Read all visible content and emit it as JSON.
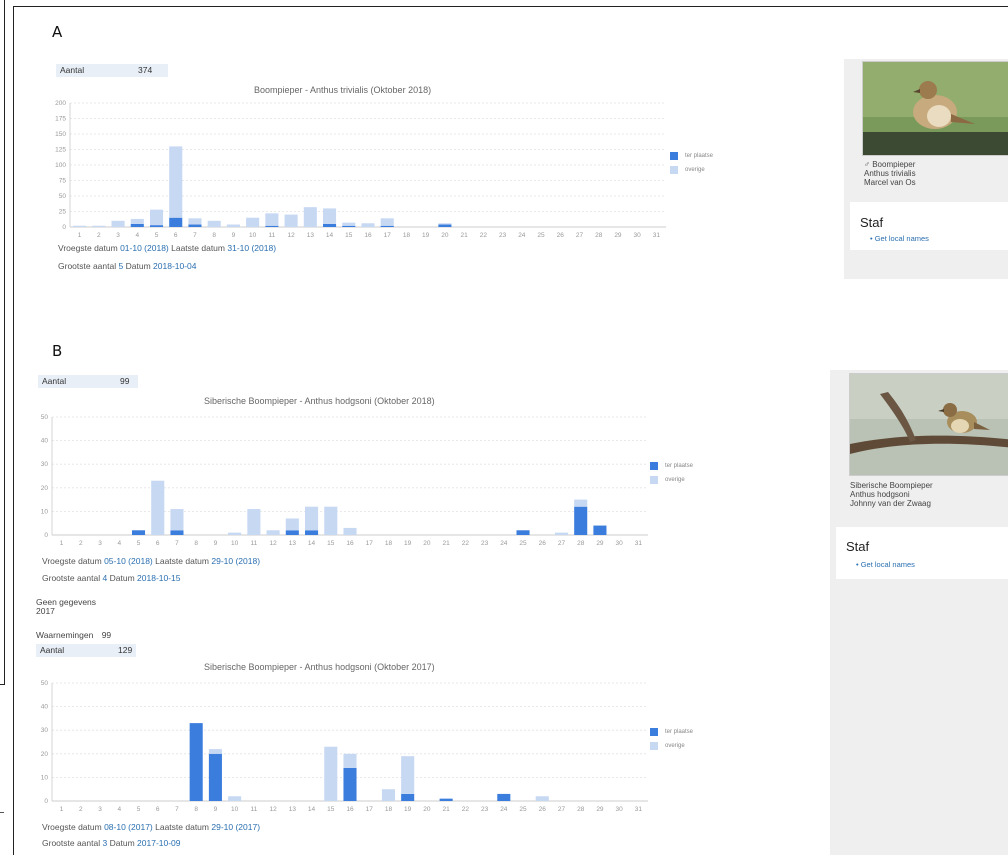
{
  "colors": {
    "accent": "#3b7ddd",
    "light": "#c7d8f3",
    "link": "#2a6fb0"
  },
  "days": [
    "1",
    "2",
    "3",
    "4",
    "5",
    "6",
    "7",
    "8",
    "9",
    "10",
    "11",
    "12",
    "13",
    "14",
    "15",
    "16",
    "17",
    "18",
    "19",
    "20",
    "21",
    "22",
    "23",
    "24",
    "25",
    "26",
    "27",
    "28",
    "29",
    "30",
    "31"
  ],
  "common": {
    "vroegste_label": "Vroegste datum",
    "laatste_label": "Laatste datum",
    "grootste_label": "Grootste aantal",
    "datum_label": "Datum",
    "staf_title": "Staf",
    "staf_link": "Get local names",
    "aantal_label": "Aantal"
  },
  "panel_a": {
    "label": "A",
    "aantal": "374",
    "title": "Boompieper - Anthus trivialis (Oktober 2018)",
    "vroegste": "01-10 (2018)",
    "laatste": "31-10 (2018)",
    "grootste_value": "5",
    "grootste_date": "2018-10-04",
    "caption": [
      "♂ Boompieper",
      "Anthus trivialis",
      "Marcel van Os"
    ],
    "legend": [
      "ter plaatse",
      "overige"
    ]
  },
  "panel_b": {
    "label": "B",
    "aantal": "99",
    "title": "Siberische Boompieper - Anthus hodgsoni (Oktober 2018)",
    "vroegste": "05-10 (2018)",
    "laatste": "29-10 (2018)",
    "grootste_value": "4",
    "grootste_date": "2018-10-15",
    "caption": [
      "Siberische Boompieper",
      "Anthus hodgsoni",
      "Johnny van der Zwaag"
    ],
    "legend": [
      "ter plaatse",
      "overige"
    ],
    "no_data": "Geen gegevens",
    "year": "2017",
    "waarnemingen_label": "Waarnemingen",
    "waarnemingen": "99",
    "aantal2": "129",
    "title2": "Siberische Boompieper - Anthus hodgsoni (Oktober 2017)",
    "vroegste2": "08-10 (2017)",
    "laatste2": "29-10 (2017)",
    "grootste_value2": "3",
    "grootste_date2": "2017-10-09"
  },
  "chart_data": [
    {
      "type": "bar",
      "title": "Boompieper - Anthus trivialis (Oktober 2018)",
      "categories": [
        "1",
        "2",
        "3",
        "4",
        "5",
        "6",
        "7",
        "8",
        "9",
        "10",
        "11",
        "12",
        "13",
        "14",
        "15",
        "16",
        "17",
        "18",
        "19",
        "20",
        "21",
        "22",
        "23",
        "24",
        "25",
        "26",
        "27",
        "28",
        "29",
        "30",
        "31"
      ],
      "ylim": [
        0,
        200
      ],
      "yticks": [
        0,
        25,
        50,
        75,
        100,
        125,
        150,
        175,
        200
      ],
      "stacked": true,
      "series": [
        {
          "name": "ter plaatse",
          "values": [
            0,
            0,
            0,
            5,
            3,
            15,
            4,
            0,
            0,
            0,
            2,
            0,
            0,
            5,
            2,
            0,
            2,
            0,
            0,
            4,
            0,
            0,
            0,
            0,
            0,
            0,
            0,
            0,
            0,
            0,
            0
          ]
        },
        {
          "name": "overige",
          "values": [
            2,
            2,
            10,
            8,
            25,
            115,
            10,
            10,
            4,
            15,
            20,
            20,
            32,
            25,
            5,
            6,
            12,
            0,
            0,
            2,
            0,
            0,
            0,
            0,
            0,
            0,
            0,
            0,
            0,
            0,
            0
          ]
        }
      ]
    },
    {
      "type": "bar",
      "title": "Siberische Boompieper - Anthus hodgsoni (Oktober 2018)",
      "categories": [
        "1",
        "2",
        "3",
        "4",
        "5",
        "6",
        "7",
        "8",
        "9",
        "10",
        "11",
        "12",
        "13",
        "14",
        "15",
        "16",
        "17",
        "18",
        "19",
        "20",
        "21",
        "22",
        "23",
        "24",
        "25",
        "26",
        "27",
        "28",
        "29",
        "30",
        "31"
      ],
      "ylim": [
        0,
        50
      ],
      "yticks": [
        0,
        10,
        20,
        30,
        40,
        50
      ],
      "stacked": true,
      "series": [
        {
          "name": "ter plaatse",
          "values": [
            0,
            0,
            0,
            0,
            2,
            0,
            2,
            0,
            0,
            0,
            0,
            0,
            2,
            2,
            0,
            0,
            0,
            0,
            0,
            0,
            0,
            0,
            0,
            0,
            2,
            0,
            0,
            12,
            4,
            0,
            0
          ]
        },
        {
          "name": "overige",
          "values": [
            0,
            0,
            0,
            0,
            0,
            23,
            9,
            0,
            0,
            1,
            11,
            2,
            5,
            10,
            12,
            3,
            0,
            0,
            0,
            0,
            0,
            0,
            0,
            0,
            0,
            0,
            1,
            3,
            0,
            0,
            0
          ]
        }
      ]
    },
    {
      "type": "bar",
      "title": "Siberische Boompieper - Anthus hodgsoni (Oktober 2017)",
      "categories": [
        "1",
        "2",
        "3",
        "4",
        "5",
        "6",
        "7",
        "8",
        "9",
        "10",
        "11",
        "12",
        "13",
        "14",
        "15",
        "16",
        "17",
        "18",
        "19",
        "20",
        "21",
        "22",
        "23",
        "24",
        "25",
        "26",
        "27",
        "28",
        "29",
        "30",
        "31"
      ],
      "ylim": [
        0,
        50
      ],
      "yticks": [
        0,
        10,
        20,
        30,
        40,
        50
      ],
      "stacked": true,
      "series": [
        {
          "name": "ter plaatse",
          "values": [
            0,
            0,
            0,
            0,
            0,
            0,
            0,
            33,
            20,
            0,
            0,
            0,
            0,
            0,
            0,
            14,
            0,
            0,
            3,
            0,
            1,
            0,
            0,
            3,
            0,
            0,
            0,
            0,
            0,
            0,
            0
          ]
        },
        {
          "name": "overige",
          "values": [
            0,
            0,
            0,
            0,
            0,
            0,
            0,
            0,
            2,
            2,
            0,
            0,
            0,
            0,
            23,
            6,
            0,
            5,
            16,
            0,
            0,
            0,
            0,
            0,
            0,
            2,
            0,
            0,
            0,
            0,
            0
          ]
        }
      ]
    }
  ]
}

..........

▸ Prompt
Check each line of the data above for the word "trivialis" and say how many lines have it. Give the number alone.

▸ Reply
3